-- BEGIN --

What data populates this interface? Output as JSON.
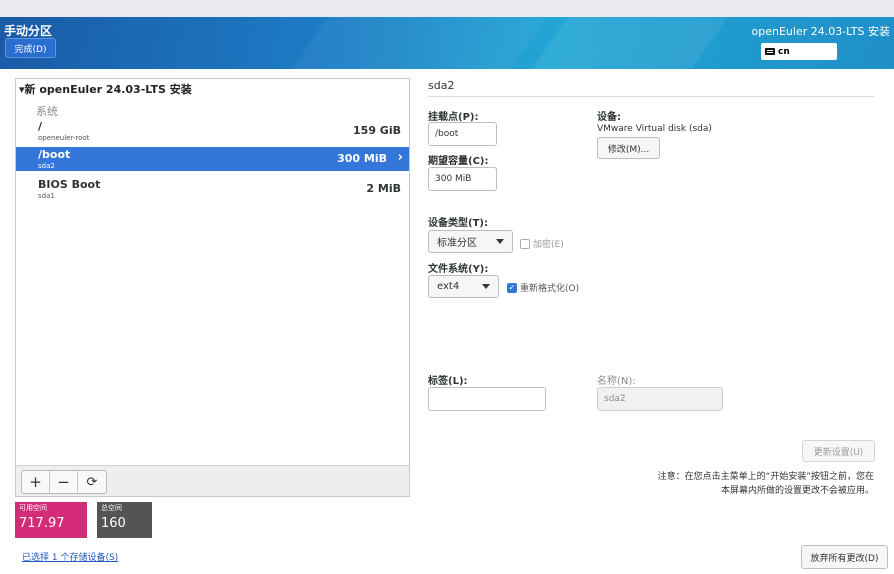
{
  "header": {
    "title": "手动分区",
    "done_label": "完成(D)",
    "product": "openEuler 24.03-LTS 安装",
    "keyboard_layout": "cn",
    "accent_color": "#1b7cc4"
  },
  "tree": {
    "title": "新 openEuler 24.03-LTS 安装",
    "section": "系统",
    "partitions": [
      {
        "mount": "/",
        "device": "openeuler-root",
        "size": "159 GiB",
        "selected": false
      },
      {
        "mount": "/boot",
        "device": "sda2",
        "size": "300 MiB",
        "selected": true
      },
      {
        "mount": "BIOS Boot",
        "device": "sda1",
        "size": "2 MiB",
        "selected": false
      }
    ],
    "toolbar": {
      "add": "+",
      "remove": "−",
      "refresh": "⟳"
    }
  },
  "space": {
    "available_label": "可用空间",
    "available_value": "717.97 MiB",
    "total_label": "总空间",
    "total_value": "160 GiB",
    "available_color": "#d42b78",
    "total_color": "#545454"
  },
  "storage_link": "已选择 1 个存储设备(S)",
  "details": {
    "header": "sda2",
    "mount_label": "挂载点(P):",
    "mount_value": "/boot",
    "capacity_label": "期望容量(C):",
    "capacity_value": "300 MiB",
    "device_label": "设备:",
    "device_value": "VMware Virtual disk (sda)",
    "modify_button": "修改(M)...",
    "device_type_label": "设备类型(T):",
    "device_type_value": "标准分区",
    "encrypt_label": "加密(E)",
    "filesystem_label": "文件系统(Y):",
    "filesystem_value": "ext4",
    "reformat_label": "重新格式化(O)",
    "tag_label": "标签(L):",
    "tag_value": "",
    "name_label": "名称(N):",
    "name_value": "sda2",
    "update_button": "更新设置(U)",
    "note_line1": "注意：在您点击主菜单上的“开始安装”按钮之前，您在",
    "note_line2": "本屏幕内所做的设置更改不会被应用。",
    "discard_button": "放弃所有更改(D)"
  }
}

-- END --

§ **DIRECTIVE**:
Set the listing down in full and exactly. Pictures within it should not appear in the copy.

§ **ANSWER**:
What data populates this interface? Output as JSON.
{
  "header": {
    "title": "手动分区",
    "done_label": "完成(D)",
    "product": "openEuler 24.03-LTS 安装",
    "keyboard_layout": "cn",
    "accent_color": "#1b7cc4"
  },
  "tree": {
    "title": "新 openEuler 24.03-LTS 安装",
    "section": "系统",
    "partitions": [
      {
        "mount": "/",
        "device": "openeuler-root",
        "size": "159 GiB",
        "selected": false
      },
      {
        "mount": "/boot",
        "device": "sda2",
        "size": "300 MiB",
        "selected": true
      },
      {
        "mount": "BIOS Boot",
        "device": "sda1",
        "size": "2 MiB",
        "selected": false
      }
    ],
    "toolbar": {
      "add": "+",
      "remove": "−",
      "refresh": "⟳"
    }
  },
  "space": {
    "available_label": "可用空间",
    "available_value": "717.97 MiB",
    "total_label": "总空间",
    "total_value": "160 GiB",
    "available_color": "#d42b78",
    "total_color": "#545454"
  },
  "storage_link": "已选择 1 个存储设备(S)",
  "details": {
    "header": "sda2",
    "mount_label": "挂载点(P):",
    "mount_value": "/boot",
    "capacity_label": "期望容量(C):",
    "capacity_value": "300 MiB",
    "device_label": "设备:",
    "device_value": "VMware Virtual disk (sda)",
    "modify_button": "修改(M)...",
    "device_type_label": "设备类型(T):",
    "device_type_value": "标准分区",
    "encrypt_label": "加密(E)",
    "filesystem_label": "文件系统(Y):",
    "filesystem_value": "ext4",
    "reformat_label": "重新格式化(O)",
    "tag_label": "标签(L):",
    "tag_value": "",
    "name_label": "名称(N):",
    "name_value": "sda2",
    "update_button": "更新设置(U)",
    "note_line1": "注意：在您点击主菜单上的“开始安装”按钮之前，您在",
    "note_line2": "本屏幕内所做的设置更改不会被应用。",
    "discard_button": "放弃所有更改(D)"
  }
}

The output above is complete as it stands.